→ Task goal:
Give the data again exactly as written, skipping any pictures.

------ Material for this exercise ------

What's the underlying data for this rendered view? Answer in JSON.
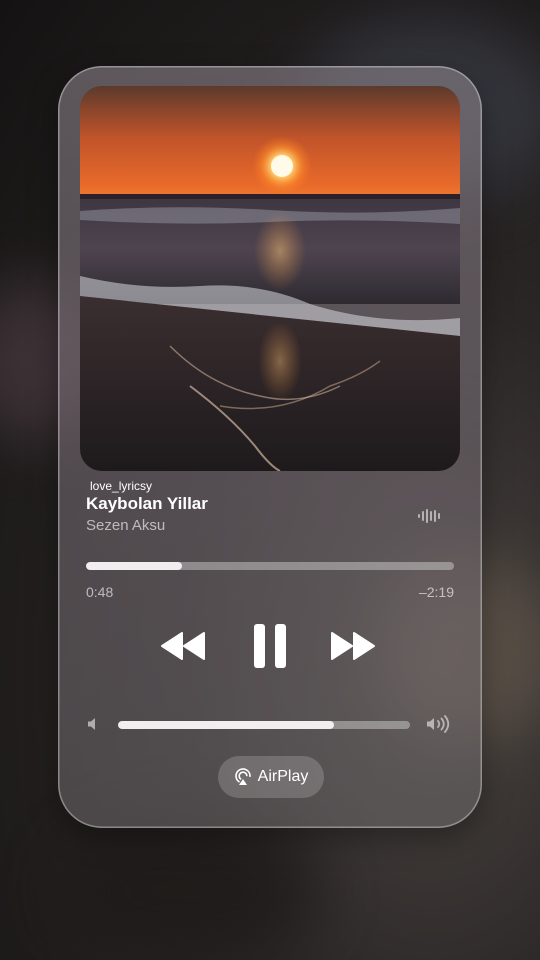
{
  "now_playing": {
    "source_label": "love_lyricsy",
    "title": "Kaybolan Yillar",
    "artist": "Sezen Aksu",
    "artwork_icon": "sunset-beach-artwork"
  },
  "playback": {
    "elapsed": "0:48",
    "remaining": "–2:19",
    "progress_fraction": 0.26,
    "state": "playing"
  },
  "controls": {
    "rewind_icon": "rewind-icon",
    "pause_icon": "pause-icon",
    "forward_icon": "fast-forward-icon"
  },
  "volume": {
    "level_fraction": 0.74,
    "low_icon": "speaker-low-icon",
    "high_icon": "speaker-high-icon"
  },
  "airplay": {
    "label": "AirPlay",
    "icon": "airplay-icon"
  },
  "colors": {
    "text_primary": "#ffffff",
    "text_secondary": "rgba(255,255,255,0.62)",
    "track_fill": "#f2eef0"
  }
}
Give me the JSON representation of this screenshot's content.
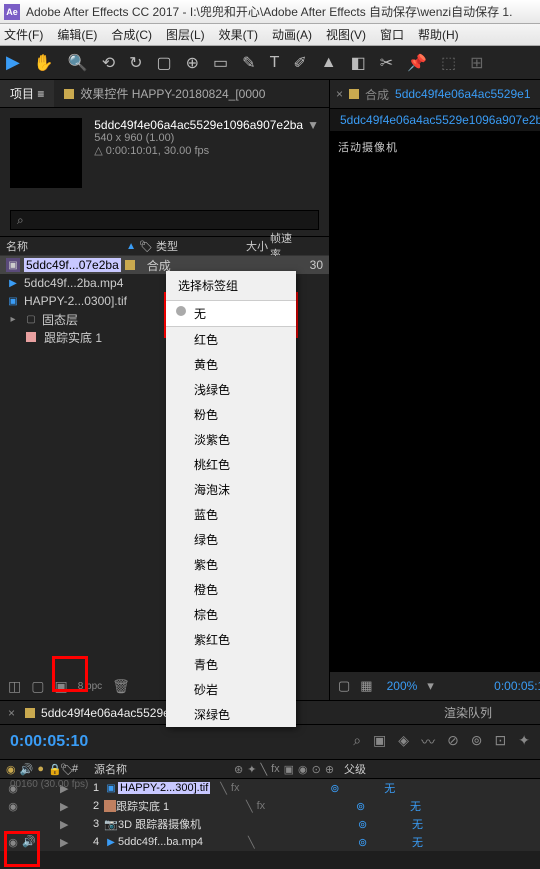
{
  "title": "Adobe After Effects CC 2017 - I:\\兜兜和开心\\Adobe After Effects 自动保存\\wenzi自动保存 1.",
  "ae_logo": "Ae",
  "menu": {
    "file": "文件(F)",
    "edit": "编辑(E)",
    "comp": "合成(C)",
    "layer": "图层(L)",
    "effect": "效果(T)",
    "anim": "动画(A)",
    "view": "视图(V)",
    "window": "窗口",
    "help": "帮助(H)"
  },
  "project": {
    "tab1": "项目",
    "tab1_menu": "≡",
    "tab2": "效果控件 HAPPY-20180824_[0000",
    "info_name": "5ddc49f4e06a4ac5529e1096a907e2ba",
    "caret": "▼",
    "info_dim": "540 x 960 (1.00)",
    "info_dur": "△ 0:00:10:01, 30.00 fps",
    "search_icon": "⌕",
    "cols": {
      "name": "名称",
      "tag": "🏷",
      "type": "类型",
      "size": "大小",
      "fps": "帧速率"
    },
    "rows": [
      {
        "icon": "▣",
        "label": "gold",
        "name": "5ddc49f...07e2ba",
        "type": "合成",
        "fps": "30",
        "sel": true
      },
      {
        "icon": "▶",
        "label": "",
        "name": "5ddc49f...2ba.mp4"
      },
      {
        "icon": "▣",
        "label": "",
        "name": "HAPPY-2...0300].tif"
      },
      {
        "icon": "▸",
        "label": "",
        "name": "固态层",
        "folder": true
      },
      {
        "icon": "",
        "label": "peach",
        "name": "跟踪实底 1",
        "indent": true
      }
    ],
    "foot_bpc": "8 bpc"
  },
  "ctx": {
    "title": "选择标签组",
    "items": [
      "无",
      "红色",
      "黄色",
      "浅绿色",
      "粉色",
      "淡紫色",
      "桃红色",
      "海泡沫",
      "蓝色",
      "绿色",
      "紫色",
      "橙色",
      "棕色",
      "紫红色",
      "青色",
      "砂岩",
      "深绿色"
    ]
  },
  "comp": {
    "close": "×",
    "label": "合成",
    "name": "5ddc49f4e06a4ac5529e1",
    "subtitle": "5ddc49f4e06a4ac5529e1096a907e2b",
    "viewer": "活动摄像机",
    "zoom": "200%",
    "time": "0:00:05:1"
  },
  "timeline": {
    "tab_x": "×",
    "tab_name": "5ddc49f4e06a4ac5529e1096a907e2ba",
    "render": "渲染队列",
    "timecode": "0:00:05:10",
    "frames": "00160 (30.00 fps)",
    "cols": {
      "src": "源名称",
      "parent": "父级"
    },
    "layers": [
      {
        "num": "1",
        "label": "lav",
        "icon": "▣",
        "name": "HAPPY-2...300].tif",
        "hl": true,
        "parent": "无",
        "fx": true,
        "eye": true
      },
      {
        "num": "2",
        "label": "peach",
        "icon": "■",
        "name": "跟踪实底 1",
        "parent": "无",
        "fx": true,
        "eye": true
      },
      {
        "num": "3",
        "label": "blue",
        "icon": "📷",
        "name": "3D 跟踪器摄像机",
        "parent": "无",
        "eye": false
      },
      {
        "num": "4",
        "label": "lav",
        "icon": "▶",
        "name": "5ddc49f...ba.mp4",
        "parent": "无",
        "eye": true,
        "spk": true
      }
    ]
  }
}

------

→ Expected answer:
What's the underlying data for this rendered view? Answer in JSON.
{
  "now_playing": {
    "source_label": "love_lyricsy",
    "title": "Kaybolan Yillar",
    "artist": "Sezen Aksu",
    "artwork_icon": "sunset-beach-artwork"
  },
  "playback": {
    "elapsed": "0:48",
    "remaining": "–2:19",
    "progress_fraction": 0.26,
    "state": "playing"
  },
  "controls": {
    "rewind_icon": "rewind-icon",
    "pause_icon": "pause-icon",
    "forward_icon": "fast-forward-icon"
  },
  "volume": {
    "level_fraction": 0.74,
    "low_icon": "speaker-low-icon",
    "high_icon": "speaker-high-icon"
  },
  "airplay": {
    "label": "AirPlay",
    "icon": "airplay-icon"
  },
  "colors": {
    "text_primary": "#ffffff",
    "text_secondary": "rgba(255,255,255,0.62)",
    "track_fill": "#f2eef0"
  }
}
Give me the JSON representation of this screenshot's content.
{
  "title": "Adobe After Effects CC 2017 - I:\\兜兜和开心\\Adobe After Effects 自动保存\\wenzi自动保存 1.",
  "ae_logo": "Ae",
  "menu": {
    "file": "文件(F)",
    "edit": "编辑(E)",
    "comp": "合成(C)",
    "layer": "图层(L)",
    "effect": "效果(T)",
    "anim": "动画(A)",
    "view": "视图(V)",
    "window": "窗口",
    "help": "帮助(H)"
  },
  "project": {
    "tab1": "项目",
    "tab1_menu": "≡",
    "tab2": "效果控件 HAPPY-20180824_[0000",
    "info_name": "5ddc49f4e06a4ac5529e1096a907e2ba",
    "caret": "▼",
    "info_dim": "540 x 960 (1.00)",
    "info_dur": "△ 0:00:10:01, 30.00 fps",
    "search_icon": "⌕",
    "cols": {
      "name": "名称",
      "tag": "🏷",
      "type": "类型",
      "size": "大小",
      "fps": "帧速率"
    },
    "rows": [
      {
        "icon": "▣",
        "label": "gold",
        "name": "5ddc49f...07e2ba",
        "type": "合成",
        "fps": "30",
        "sel": true
      },
      {
        "icon": "▶",
        "label": "",
        "name": "5ddc49f...2ba.mp4"
      },
      {
        "icon": "▣",
        "label": "",
        "name": "HAPPY-2...0300].tif"
      },
      {
        "icon": "▸",
        "label": "",
        "name": "固态层",
        "folder": true
      },
      {
        "icon": "",
        "label": "peach",
        "name": "跟踪实底 1",
        "indent": true
      }
    ],
    "foot_bpc": "8 bpc"
  },
  "ctx": {
    "title": "选择标签组",
    "items": [
      "无",
      "红色",
      "黄色",
      "浅绿色",
      "粉色",
      "淡紫色",
      "桃红色",
      "海泡沫",
      "蓝色",
      "绿色",
      "紫色",
      "橙色",
      "棕色",
      "紫红色",
      "青色",
      "砂岩",
      "深绿色"
    ]
  },
  "comp": {
    "close": "×",
    "label": "合成",
    "name": "5ddc49f4e06a4ac5529e1",
    "subtitle": "5ddc49f4e06a4ac5529e1096a907e2b",
    "viewer": "活动摄像机",
    "zoom": "200%",
    "time": "0:00:05:1"
  },
  "timeline": {
    "tab_x": "×",
    "tab_name": "5ddc49f4e06a4ac5529e1096a907e2ba",
    "render": "渲染队列",
    "timecode": "0:00:05:10",
    "frames": "00160 (30.00 fps)",
    "cols": {
      "src": "源名称",
      "parent": "父级"
    },
    "layers": [
      {
        "num": "1",
        "label": "lav",
        "icon": "▣",
        "name": "HAPPY-2...300].tif",
        "hl": true,
        "parent": "无",
        "fx": true,
        "eye": true
      },
      {
        "num": "2",
        "label": "peach",
        "icon": "■",
        "name": "跟踪实底 1",
        "parent": "无",
        "fx": true,
        "eye": true
      },
      {
        "num": "3",
        "label": "blue",
        "icon": "📷",
        "name": "3D 跟踪器摄像机",
        "parent": "无",
        "eye": false
      },
      {
        "num": "4",
        "label": "lav",
        "icon": "▶",
        "name": "5ddc49f...ba.mp4",
        "parent": "无",
        "eye": true,
        "spk": true
      }
    ]
  }
}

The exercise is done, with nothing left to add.